** TASK INSTRUCTIONS **
Copy out every line exactly as given.

══ DATASET EXTRACT ══

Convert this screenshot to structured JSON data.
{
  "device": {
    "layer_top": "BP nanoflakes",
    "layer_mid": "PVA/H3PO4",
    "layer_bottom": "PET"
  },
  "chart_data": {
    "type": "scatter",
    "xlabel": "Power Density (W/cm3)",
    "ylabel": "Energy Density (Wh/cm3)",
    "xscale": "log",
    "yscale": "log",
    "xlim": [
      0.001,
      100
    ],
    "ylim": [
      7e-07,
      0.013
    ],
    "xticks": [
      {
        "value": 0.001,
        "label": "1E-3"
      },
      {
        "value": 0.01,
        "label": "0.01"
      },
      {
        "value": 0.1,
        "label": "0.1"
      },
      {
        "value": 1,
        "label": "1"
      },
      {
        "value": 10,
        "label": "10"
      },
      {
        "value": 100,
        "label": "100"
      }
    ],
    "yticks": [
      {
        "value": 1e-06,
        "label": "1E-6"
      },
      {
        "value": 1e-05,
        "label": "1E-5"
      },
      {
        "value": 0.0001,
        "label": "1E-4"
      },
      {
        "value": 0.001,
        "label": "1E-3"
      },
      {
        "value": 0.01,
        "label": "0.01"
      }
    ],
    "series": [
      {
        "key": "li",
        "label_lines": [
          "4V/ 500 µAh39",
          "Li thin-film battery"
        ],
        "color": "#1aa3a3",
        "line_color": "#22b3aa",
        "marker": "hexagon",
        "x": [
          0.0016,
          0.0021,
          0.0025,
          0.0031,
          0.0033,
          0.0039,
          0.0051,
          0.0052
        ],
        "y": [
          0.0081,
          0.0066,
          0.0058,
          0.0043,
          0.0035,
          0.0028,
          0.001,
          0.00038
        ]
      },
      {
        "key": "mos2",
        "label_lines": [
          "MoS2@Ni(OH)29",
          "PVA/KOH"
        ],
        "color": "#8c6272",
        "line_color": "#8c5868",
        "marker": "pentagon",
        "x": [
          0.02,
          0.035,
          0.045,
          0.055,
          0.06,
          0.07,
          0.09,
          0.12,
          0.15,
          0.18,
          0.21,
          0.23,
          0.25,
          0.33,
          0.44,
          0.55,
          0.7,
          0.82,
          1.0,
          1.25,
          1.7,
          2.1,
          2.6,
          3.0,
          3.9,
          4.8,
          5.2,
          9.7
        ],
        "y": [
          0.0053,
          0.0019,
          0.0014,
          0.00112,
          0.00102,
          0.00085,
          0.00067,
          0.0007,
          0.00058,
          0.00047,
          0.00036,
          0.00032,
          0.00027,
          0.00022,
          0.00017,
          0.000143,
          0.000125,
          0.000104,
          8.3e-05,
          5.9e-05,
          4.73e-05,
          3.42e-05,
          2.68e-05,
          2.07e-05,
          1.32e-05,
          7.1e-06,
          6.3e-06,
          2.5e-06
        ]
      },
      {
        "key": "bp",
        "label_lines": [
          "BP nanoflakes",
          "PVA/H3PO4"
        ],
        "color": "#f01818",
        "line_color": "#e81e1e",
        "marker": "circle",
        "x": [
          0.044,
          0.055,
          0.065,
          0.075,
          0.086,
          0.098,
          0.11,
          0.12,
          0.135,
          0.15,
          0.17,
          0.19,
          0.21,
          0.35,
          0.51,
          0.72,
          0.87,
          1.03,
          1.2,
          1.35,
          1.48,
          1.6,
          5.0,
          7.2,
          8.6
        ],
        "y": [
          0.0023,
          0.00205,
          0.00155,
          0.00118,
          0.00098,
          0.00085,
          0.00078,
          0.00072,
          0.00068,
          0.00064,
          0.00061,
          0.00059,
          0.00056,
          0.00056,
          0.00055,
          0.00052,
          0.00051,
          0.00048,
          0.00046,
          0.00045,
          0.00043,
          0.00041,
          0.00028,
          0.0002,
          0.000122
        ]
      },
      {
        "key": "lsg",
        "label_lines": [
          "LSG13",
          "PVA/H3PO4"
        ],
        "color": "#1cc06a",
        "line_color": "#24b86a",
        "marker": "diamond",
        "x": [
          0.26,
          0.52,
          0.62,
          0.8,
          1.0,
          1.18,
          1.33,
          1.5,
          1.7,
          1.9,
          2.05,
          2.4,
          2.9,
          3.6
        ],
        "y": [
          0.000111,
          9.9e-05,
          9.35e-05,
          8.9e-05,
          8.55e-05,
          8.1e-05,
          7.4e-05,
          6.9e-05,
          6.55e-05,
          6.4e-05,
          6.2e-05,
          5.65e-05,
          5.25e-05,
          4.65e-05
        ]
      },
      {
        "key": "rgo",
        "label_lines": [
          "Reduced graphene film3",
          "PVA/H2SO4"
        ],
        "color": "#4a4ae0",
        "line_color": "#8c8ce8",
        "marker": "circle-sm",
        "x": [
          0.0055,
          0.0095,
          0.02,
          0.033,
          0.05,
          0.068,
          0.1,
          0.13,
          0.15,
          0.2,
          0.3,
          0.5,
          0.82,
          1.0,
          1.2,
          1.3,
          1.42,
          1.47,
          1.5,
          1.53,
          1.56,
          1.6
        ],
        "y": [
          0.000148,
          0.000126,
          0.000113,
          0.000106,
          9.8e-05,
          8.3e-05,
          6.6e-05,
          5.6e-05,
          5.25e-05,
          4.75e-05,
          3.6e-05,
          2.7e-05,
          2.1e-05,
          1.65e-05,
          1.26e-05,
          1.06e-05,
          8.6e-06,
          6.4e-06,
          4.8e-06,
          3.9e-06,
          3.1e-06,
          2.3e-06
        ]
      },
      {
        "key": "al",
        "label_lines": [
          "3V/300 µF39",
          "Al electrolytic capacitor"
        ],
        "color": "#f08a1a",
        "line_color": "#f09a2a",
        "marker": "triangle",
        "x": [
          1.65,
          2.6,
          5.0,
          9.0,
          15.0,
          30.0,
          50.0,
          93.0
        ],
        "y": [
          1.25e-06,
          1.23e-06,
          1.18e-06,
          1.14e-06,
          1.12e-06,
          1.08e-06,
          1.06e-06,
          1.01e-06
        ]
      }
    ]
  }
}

═══

** FULL SOLUTION **
Convert this screenshot to structured JSON data.
{
  "device": {
    "layer_top": "BP nanoflakes",
    "layer_mid": "PVA/H3PO4",
    "layer_bottom": "PET"
  },
  "chart_data": {
    "type": "scatter",
    "xlabel": "Power Density (W/cm3)",
    "ylabel": "Energy Density (Wh/cm3)",
    "xscale": "log",
    "yscale": "log",
    "xlim": [
      0.001,
      100
    ],
    "ylim": [
      7e-07,
      0.013
    ],
    "xticks": [
      {
        "value": 0.001,
        "label": "1E-3"
      },
      {
        "value": 0.01,
        "label": "0.01"
      },
      {
        "value": 0.1,
        "label": "0.1"
      },
      {
        "value": 1,
        "label": "1"
      },
      {
        "value": 10,
        "label": "10"
      },
      {
        "value": 100,
        "label": "100"
      }
    ],
    "yticks": [
      {
        "value": 1e-06,
        "label": "1E-6"
      },
      {
        "value": 1e-05,
        "label": "1E-5"
      },
      {
        "value": 0.0001,
        "label": "1E-4"
      },
      {
        "value": 0.001,
        "label": "1E-3"
      },
      {
        "value": 0.01,
        "label": "0.01"
      }
    ],
    "series": [
      {
        "key": "li",
        "label_lines": [
          "4V/ 500 µAh39",
          "Li thin-film battery"
        ],
        "color": "#1aa3a3",
        "line_color": "#22b3aa",
        "marker": "hexagon",
        "x": [
          0.0016,
          0.0021,
          0.0025,
          0.0031,
          0.0033,
          0.0039,
          0.0051,
          0.0052
        ],
        "y": [
          0.0081,
          0.0066,
          0.0058,
          0.0043,
          0.0035,
          0.0028,
          0.001,
          0.00038
        ]
      },
      {
        "key": "mos2",
        "label_lines": [
          "MoS2@Ni(OH)29",
          "PVA/KOH"
        ],
        "color": "#8c6272",
        "line_color": "#8c5868",
        "marker": "pentagon",
        "x": [
          0.02,
          0.035,
          0.045,
          0.055,
          0.06,
          0.07,
          0.09,
          0.12,
          0.15,
          0.18,
          0.21,
          0.23,
          0.25,
          0.33,
          0.44,
          0.55,
          0.7,
          0.82,
          1.0,
          1.25,
          1.7,
          2.1,
          2.6,
          3.0,
          3.9,
          4.8,
          5.2,
          9.7
        ],
        "y": [
          0.0053,
          0.0019,
          0.0014,
          0.00112,
          0.00102,
          0.00085,
          0.00067,
          0.0007,
          0.00058,
          0.00047,
          0.00036,
          0.00032,
          0.00027,
          0.00022,
          0.00017,
          0.000143,
          0.000125,
          0.000104,
          8.3e-05,
          5.9e-05,
          4.73e-05,
          3.42e-05,
          2.68e-05,
          2.07e-05,
          1.32e-05,
          7.1e-06,
          6.3e-06,
          2.5e-06
        ]
      },
      {
        "key": "bp",
        "label_lines": [
          "BP nanoflakes",
          "PVA/H3PO4"
        ],
        "color": "#f01818",
        "line_color": "#e81e1e",
        "marker": "circle",
        "x": [
          0.044,
          0.055,
          0.065,
          0.075,
          0.086,
          0.098,
          0.11,
          0.12,
          0.135,
          0.15,
          0.17,
          0.19,
          0.21,
          0.35,
          0.51,
          0.72,
          0.87,
          1.03,
          1.2,
          1.35,
          1.48,
          1.6,
          5.0,
          7.2,
          8.6
        ],
        "y": [
          0.0023,
          0.00205,
          0.00155,
          0.00118,
          0.00098,
          0.00085,
          0.00078,
          0.00072,
          0.00068,
          0.00064,
          0.00061,
          0.00059,
          0.00056,
          0.00056,
          0.00055,
          0.00052,
          0.00051,
          0.00048,
          0.00046,
          0.00045,
          0.00043,
          0.00041,
          0.00028,
          0.0002,
          0.000122
        ]
      },
      {
        "key": "lsg",
        "label_lines": [
          "LSG13",
          "PVA/H3PO4"
        ],
        "color": "#1cc06a",
        "line_color": "#24b86a",
        "marker": "diamond",
        "x": [
          0.26,
          0.52,
          0.62,
          0.8,
          1.0,
          1.18,
          1.33,
          1.5,
          1.7,
          1.9,
          2.05,
          2.4,
          2.9,
          3.6
        ],
        "y": [
          0.000111,
          9.9e-05,
          9.35e-05,
          8.9e-05,
          8.55e-05,
          8.1e-05,
          7.4e-05,
          6.9e-05,
          6.55e-05,
          6.4e-05,
          6.2e-05,
          5.65e-05,
          5.25e-05,
          4.65e-05
        ]
      },
      {
        "key": "rgo",
        "label_lines": [
          "Reduced graphene film3",
          "PVA/H2SO4"
        ],
        "color": "#4a4ae0",
        "line_color": "#8c8ce8",
        "marker": "circle-sm",
        "x": [
          0.0055,
          0.0095,
          0.02,
          0.033,
          0.05,
          0.068,
          0.1,
          0.13,
          0.15,
          0.2,
          0.3,
          0.5,
          0.82,
          1.0,
          1.2,
          1.3,
          1.42,
          1.47,
          1.5,
          1.53,
          1.56,
          1.6
        ],
        "y": [
          0.000148,
          0.000126,
          0.000113,
          0.000106,
          9.8e-05,
          8.3e-05,
          6.6e-05,
          5.6e-05,
          5.25e-05,
          4.75e-05,
          3.6e-05,
          2.7e-05,
          2.1e-05,
          1.65e-05,
          1.26e-05,
          1.06e-05,
          8.6e-06,
          6.4e-06,
          4.8e-06,
          3.9e-06,
          3.1e-06,
          2.3e-06
        ]
      },
      {
        "key": "al",
        "label_lines": [
          "3V/300 µF39",
          "Al electrolytic capacitor"
        ],
        "color": "#f08a1a",
        "line_color": "#f09a2a",
        "marker": "triangle",
        "x": [
          1.65,
          2.6,
          5.0,
          9.0,
          15.0,
          30.0,
          50.0,
          93.0
        ],
        "y": [
          1.25e-06,
          1.23e-06,
          1.18e-06,
          1.14e-06,
          1.12e-06,
          1.08e-06,
          1.06e-06,
          1.01e-06
        ]
      }
    ]
  }
}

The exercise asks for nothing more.